§ **LISTED RECORDS**:
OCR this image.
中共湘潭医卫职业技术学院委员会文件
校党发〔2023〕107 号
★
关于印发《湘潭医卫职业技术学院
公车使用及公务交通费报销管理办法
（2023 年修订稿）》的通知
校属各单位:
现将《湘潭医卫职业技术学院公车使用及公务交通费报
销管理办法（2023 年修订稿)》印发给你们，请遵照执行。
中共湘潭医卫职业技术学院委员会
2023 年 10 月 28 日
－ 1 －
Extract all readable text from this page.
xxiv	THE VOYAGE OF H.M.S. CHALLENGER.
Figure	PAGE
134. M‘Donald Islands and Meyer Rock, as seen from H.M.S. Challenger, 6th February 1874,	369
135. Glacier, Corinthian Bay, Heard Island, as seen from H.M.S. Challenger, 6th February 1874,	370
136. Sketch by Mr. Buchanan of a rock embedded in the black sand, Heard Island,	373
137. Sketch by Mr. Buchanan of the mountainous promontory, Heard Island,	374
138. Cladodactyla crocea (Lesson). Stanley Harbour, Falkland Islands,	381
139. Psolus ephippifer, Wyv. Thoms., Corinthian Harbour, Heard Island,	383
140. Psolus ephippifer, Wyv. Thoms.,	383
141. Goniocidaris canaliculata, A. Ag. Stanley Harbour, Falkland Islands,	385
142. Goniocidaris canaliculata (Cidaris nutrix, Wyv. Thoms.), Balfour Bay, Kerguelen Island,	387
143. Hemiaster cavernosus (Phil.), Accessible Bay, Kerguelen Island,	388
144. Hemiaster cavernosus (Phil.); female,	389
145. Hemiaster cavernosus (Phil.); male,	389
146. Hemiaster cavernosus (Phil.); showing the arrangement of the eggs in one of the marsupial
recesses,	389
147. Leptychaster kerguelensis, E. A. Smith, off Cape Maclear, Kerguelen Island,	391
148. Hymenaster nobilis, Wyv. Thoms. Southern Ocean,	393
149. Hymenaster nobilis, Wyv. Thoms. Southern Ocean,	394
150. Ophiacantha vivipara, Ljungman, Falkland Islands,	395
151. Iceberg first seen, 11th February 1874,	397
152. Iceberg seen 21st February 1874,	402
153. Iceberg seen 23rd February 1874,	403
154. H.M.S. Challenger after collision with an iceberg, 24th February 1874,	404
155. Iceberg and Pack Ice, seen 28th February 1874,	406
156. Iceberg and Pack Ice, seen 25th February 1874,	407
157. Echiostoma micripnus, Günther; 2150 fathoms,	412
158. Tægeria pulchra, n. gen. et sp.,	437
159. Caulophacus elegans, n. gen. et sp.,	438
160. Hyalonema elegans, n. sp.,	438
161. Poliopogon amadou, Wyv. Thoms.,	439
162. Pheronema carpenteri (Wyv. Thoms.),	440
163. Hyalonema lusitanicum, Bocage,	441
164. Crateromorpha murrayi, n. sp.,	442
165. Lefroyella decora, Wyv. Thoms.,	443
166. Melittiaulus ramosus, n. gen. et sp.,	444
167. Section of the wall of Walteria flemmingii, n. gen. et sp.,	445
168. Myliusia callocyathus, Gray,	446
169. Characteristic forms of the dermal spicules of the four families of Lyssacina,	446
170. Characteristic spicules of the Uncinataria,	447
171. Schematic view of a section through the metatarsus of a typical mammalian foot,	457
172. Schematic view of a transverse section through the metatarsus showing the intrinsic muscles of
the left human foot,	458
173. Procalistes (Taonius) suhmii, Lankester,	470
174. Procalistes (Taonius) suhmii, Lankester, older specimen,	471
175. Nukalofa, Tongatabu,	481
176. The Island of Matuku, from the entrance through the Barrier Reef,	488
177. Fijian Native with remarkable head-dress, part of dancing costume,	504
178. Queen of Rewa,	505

§ **AIM**: Show every line that contains the word "Hyalonema".

§ **WRITTEN SOLUTION**:
160. Hyalonema elegans, n. sp.,	438
163. Hyalonema lusitanicum, Bocage,	441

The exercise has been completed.